INSTRUCTIONS =>
a: From the automation project notes, set down the passage starting with "Same data, transformed" and going on through "on an extraction.", word for word.
b: According to the automation project notes, to whom are the KPIs reported monthly for Q1 after go-live?

QUOTED PASSAGE =>
<<<<

For MVP 1: one key notification — if AI Builder's confidence score falls below threshold, an alert fires to the consultant for manual review. Every automated log is timestamped and traceable in SR_Master (audit trail). Formal acknowledgement emails or summary reports to stakeholders are not in MVP 1 scope — natural MVP 2 addition.
Yes. SR_Master on SharePoint is the master record for all ICT COM Support service requests. The automation writes directly to it. A duplicate guard is built in — before writing any row, the flow checks whether that SR number already exists. If it does, it skips. Every row written is timestamped for a full audit trail. Two-layer protection: subject-line prefix filter + SR number deduplication check.
14 fields from the BOM PDF: SR #, Customer Account Number, Customer Name, Assigned consultant, Request Detail, Order Type, Date in Siebel, Requested Date, Week, Requestor Name, Priority / Bulk Sites, Currency, SOF MRC, SOF NRC. These map directly to existing SR_Master columns — no schema changes required.
Same data, transformed format: from semi-structured PDF (source) to a structured Excel table row (destination). AI Builder handles the transformation. No manual manipulation in the automated path — the only human touchpoint is a review step when AI Builder flags low confidence on an extraction.
No direct legal impact. Data processed is internal MTN business data — SR references, customer account numbers, order details. Stays within the MTN Office 365 tenant. No PII processing triggers POPIA obligations beyond what the current manual process already handles.
Three primary KPIs: (1) TAT per SR — 15 min to 1 min, a 93% reduction, measured by SR_Master timestamps vs email arrival times. (2) Monthly consultant hours reclaimed — target 30–77 hrs, measured by SR volume × time saved. (3) Data accuracy — target 0% transcription errors, verifiable during the two-week UAT parallel run. Reported to Ismut Paruk monthly for Q1 post-go-live.

>>>>

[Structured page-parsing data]
<<<<

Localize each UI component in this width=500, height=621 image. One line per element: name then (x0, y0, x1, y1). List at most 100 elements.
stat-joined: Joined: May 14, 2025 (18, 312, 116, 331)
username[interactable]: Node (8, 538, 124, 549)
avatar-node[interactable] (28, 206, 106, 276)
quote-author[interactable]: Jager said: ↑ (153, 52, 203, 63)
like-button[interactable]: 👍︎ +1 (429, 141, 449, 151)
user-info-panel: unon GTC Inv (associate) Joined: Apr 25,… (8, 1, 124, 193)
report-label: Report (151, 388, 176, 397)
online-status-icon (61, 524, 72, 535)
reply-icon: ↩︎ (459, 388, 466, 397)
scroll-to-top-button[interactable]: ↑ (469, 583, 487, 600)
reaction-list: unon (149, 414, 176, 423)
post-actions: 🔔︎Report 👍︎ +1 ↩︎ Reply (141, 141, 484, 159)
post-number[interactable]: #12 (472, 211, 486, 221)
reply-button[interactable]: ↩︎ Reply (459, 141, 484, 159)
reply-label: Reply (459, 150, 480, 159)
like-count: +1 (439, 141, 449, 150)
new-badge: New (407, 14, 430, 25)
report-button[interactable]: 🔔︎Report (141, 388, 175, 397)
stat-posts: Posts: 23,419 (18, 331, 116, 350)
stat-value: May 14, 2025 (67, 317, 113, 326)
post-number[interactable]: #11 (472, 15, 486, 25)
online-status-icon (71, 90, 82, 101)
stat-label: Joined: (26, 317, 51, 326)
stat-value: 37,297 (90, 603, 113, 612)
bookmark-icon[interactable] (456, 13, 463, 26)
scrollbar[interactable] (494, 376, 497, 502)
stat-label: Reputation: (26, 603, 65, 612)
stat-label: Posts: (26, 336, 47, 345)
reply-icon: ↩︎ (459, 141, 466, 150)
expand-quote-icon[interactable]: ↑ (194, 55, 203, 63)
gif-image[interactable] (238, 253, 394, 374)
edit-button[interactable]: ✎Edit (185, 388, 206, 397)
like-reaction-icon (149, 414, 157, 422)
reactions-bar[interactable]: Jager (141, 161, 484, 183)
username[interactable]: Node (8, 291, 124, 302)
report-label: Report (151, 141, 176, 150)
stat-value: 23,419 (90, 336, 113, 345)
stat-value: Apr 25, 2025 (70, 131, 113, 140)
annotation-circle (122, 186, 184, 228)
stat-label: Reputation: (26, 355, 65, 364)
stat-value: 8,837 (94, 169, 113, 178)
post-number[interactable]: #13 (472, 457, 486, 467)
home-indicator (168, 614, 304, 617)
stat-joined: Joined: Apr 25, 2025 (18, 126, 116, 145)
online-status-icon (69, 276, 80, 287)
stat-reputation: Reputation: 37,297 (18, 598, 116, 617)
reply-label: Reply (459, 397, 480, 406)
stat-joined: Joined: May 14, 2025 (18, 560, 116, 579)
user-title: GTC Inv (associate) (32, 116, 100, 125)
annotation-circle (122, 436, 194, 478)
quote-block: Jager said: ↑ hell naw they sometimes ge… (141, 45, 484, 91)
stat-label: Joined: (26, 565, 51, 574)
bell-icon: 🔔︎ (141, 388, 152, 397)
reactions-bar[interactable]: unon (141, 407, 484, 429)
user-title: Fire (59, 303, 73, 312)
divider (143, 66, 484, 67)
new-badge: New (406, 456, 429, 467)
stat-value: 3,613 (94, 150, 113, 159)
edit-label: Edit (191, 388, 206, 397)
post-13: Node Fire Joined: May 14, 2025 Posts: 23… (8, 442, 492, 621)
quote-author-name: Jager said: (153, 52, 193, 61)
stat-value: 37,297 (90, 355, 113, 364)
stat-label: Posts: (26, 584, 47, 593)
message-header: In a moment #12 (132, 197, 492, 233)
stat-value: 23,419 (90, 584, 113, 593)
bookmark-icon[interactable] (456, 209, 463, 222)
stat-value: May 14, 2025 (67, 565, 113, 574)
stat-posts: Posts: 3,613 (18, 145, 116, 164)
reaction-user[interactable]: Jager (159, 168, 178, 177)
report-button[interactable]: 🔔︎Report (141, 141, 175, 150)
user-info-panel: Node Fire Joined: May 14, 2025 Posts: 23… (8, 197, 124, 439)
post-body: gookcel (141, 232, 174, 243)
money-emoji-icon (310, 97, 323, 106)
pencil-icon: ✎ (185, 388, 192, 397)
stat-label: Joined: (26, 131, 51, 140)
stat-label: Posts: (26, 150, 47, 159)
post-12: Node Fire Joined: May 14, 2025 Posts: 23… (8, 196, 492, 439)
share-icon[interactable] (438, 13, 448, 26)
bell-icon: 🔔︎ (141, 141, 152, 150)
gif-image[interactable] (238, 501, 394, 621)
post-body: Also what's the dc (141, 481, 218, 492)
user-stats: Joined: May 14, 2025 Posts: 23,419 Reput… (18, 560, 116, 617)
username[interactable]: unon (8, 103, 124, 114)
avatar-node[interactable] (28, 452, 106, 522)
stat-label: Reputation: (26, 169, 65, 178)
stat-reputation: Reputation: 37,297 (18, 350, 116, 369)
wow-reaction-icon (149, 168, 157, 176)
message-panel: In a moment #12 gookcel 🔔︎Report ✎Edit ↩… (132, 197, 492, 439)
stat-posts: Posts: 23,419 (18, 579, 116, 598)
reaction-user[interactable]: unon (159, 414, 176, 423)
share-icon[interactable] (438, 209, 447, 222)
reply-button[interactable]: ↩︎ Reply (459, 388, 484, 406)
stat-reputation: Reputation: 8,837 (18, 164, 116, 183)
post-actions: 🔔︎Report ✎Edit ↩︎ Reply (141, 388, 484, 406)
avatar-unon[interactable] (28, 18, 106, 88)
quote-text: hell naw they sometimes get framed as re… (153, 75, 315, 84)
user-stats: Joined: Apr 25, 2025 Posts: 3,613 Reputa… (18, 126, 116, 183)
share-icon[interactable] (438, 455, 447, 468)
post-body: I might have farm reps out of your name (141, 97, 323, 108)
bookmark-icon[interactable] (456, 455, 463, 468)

>>>>

SOLUTIONS FOR EACH TASK =>
a:
Same data, transformed format: from semi-structured PDF (source) to a structured Excel table row (destination). AI Builder handles the transformation. No manual manipulation in the automated path — the only human touchpoint is a review step when AI Builder flags low confidence on an extraction.

b: Ismut Paruk